■ **Task requirements**
Search the data for the string "sense" and extract every line where it appears.

■ **Entries shown**

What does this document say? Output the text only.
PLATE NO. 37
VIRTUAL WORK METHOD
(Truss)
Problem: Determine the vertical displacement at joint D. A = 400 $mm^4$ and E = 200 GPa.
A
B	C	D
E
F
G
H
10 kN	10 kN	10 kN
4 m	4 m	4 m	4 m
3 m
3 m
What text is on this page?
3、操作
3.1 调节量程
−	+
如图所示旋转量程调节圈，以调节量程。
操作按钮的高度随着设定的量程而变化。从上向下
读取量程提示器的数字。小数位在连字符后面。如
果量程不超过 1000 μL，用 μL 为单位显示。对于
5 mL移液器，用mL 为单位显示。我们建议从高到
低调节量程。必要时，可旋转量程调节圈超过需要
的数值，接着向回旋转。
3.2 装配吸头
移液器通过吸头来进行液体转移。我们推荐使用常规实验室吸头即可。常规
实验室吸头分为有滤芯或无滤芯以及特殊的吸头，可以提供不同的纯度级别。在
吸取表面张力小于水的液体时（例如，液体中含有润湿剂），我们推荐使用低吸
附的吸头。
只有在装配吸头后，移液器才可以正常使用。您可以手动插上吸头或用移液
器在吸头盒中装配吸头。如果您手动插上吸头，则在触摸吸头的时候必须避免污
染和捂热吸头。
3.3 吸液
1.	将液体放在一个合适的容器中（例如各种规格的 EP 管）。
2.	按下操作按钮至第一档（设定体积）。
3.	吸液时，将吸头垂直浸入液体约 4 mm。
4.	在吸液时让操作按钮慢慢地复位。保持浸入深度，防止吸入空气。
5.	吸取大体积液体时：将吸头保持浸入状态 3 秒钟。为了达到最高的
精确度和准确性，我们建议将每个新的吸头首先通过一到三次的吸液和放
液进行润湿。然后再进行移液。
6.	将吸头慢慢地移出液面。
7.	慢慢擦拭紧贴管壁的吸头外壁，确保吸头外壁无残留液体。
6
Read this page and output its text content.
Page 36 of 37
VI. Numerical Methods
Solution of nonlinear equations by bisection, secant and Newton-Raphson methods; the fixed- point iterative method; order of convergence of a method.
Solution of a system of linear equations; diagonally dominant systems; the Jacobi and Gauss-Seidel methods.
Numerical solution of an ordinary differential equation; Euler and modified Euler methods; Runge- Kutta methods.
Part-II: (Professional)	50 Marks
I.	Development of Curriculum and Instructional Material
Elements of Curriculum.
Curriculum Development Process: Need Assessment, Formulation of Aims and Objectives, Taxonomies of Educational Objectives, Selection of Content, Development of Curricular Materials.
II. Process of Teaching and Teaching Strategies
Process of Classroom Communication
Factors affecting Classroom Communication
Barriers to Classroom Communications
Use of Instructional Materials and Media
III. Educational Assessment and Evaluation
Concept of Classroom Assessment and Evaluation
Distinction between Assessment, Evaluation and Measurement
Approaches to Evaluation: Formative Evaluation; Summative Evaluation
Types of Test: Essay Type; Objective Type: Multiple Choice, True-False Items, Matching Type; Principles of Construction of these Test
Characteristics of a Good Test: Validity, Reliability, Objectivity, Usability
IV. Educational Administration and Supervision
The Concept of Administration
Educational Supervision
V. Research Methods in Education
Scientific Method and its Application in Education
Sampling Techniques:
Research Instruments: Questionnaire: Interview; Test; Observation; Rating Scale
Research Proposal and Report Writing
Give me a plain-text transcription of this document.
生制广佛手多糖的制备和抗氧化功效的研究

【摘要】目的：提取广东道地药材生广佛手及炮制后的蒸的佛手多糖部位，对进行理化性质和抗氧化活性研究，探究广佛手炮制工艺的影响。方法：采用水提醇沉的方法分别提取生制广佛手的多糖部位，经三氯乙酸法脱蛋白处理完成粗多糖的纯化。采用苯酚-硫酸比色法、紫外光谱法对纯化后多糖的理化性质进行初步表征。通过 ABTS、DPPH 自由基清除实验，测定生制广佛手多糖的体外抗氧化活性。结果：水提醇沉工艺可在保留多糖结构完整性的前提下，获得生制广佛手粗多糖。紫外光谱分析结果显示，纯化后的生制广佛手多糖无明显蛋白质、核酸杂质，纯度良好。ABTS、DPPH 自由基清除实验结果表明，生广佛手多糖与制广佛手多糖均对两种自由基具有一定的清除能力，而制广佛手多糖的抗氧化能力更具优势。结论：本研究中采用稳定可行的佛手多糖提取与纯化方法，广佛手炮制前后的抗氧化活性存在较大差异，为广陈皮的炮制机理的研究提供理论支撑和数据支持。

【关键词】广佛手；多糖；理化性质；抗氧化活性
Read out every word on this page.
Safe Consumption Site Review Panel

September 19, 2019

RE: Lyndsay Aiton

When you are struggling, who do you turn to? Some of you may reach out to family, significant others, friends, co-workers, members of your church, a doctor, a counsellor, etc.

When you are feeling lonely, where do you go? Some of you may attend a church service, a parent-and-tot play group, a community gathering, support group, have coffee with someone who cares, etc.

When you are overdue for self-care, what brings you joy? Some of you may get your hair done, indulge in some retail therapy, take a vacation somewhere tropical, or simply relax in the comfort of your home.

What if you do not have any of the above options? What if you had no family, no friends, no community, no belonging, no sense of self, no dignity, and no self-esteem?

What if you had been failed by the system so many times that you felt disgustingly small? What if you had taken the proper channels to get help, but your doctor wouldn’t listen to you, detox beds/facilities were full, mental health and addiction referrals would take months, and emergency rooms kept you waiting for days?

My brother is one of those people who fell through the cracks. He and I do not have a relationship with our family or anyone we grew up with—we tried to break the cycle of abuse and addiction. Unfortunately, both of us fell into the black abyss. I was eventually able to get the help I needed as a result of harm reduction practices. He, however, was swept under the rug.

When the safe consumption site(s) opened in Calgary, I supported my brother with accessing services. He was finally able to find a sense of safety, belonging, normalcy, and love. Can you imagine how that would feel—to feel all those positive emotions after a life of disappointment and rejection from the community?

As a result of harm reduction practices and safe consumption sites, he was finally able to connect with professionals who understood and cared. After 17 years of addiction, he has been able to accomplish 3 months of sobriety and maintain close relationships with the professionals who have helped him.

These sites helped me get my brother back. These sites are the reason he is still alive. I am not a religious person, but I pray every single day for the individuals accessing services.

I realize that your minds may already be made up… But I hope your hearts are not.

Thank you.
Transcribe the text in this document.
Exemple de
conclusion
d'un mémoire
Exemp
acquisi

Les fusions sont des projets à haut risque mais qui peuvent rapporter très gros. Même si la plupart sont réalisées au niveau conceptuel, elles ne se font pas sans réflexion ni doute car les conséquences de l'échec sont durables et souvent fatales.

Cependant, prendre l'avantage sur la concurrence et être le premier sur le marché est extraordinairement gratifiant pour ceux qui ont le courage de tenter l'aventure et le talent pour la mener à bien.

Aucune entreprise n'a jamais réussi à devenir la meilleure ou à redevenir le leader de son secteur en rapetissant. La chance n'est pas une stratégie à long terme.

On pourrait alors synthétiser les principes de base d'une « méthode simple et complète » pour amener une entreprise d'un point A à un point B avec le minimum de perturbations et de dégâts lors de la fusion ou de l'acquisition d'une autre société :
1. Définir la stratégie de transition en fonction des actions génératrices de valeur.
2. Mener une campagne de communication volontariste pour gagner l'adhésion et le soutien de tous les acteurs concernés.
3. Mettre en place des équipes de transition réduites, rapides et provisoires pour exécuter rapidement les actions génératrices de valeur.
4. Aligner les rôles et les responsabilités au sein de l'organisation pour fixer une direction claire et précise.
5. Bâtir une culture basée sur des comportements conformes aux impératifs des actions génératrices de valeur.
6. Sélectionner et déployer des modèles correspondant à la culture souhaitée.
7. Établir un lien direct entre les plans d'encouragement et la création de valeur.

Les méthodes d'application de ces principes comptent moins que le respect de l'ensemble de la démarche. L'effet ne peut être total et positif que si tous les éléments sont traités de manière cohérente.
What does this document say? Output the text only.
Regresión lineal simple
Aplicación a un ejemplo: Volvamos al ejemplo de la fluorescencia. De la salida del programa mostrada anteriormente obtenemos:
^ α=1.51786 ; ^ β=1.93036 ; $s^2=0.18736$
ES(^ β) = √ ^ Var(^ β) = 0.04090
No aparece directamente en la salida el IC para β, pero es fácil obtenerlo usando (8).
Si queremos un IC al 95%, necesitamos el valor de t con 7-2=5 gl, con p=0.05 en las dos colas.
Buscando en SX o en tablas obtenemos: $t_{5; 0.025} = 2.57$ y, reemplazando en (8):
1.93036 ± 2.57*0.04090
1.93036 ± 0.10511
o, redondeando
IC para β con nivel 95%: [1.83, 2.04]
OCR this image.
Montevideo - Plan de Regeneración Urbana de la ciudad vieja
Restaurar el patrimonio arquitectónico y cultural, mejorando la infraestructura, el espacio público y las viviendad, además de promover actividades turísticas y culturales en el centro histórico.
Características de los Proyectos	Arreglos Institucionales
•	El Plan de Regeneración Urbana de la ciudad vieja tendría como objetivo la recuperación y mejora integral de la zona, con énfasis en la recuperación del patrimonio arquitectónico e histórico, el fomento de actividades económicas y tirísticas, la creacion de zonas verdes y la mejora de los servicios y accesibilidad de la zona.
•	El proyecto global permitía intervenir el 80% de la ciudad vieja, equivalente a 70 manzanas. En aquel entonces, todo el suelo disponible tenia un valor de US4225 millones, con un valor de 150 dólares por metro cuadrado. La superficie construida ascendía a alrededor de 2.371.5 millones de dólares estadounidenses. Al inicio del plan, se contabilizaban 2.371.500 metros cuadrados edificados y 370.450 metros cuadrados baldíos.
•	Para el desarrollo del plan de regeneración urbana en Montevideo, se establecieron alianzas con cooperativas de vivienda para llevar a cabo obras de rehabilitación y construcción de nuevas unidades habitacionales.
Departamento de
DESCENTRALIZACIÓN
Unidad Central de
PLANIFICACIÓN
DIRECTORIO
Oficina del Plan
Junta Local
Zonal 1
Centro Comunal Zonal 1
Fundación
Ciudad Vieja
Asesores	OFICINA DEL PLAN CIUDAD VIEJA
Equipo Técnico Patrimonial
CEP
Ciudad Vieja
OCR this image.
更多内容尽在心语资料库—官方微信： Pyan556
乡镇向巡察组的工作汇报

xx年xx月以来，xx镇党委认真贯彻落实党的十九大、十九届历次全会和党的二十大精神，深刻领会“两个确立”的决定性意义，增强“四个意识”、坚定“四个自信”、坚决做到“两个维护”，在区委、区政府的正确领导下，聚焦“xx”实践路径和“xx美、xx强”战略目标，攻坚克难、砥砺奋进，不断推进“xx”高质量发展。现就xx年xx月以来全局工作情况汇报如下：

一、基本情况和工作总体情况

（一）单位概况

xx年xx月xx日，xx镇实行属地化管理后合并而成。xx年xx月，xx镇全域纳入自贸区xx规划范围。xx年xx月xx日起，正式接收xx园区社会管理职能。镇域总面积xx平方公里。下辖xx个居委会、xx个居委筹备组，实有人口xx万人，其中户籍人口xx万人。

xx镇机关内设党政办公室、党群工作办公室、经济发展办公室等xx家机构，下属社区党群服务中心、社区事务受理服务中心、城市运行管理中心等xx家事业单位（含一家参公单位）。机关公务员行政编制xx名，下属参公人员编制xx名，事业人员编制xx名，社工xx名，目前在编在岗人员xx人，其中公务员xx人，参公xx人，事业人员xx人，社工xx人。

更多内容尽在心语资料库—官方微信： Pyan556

■ **Answer to this task**
What if you do not have any of the above options? What if you had no family, no friends, no community, no belonging, no sense of self, no dignity, and no self-esteem?
When the safe consumption site(s) opened in Calgary, I supported my brother with accessing services. He was finally able to find a sense of safety, belonging, normalcy, and love. Can you imagine how that would feel—to feel all those positive emotions after a life of disappointment and rejection from the community?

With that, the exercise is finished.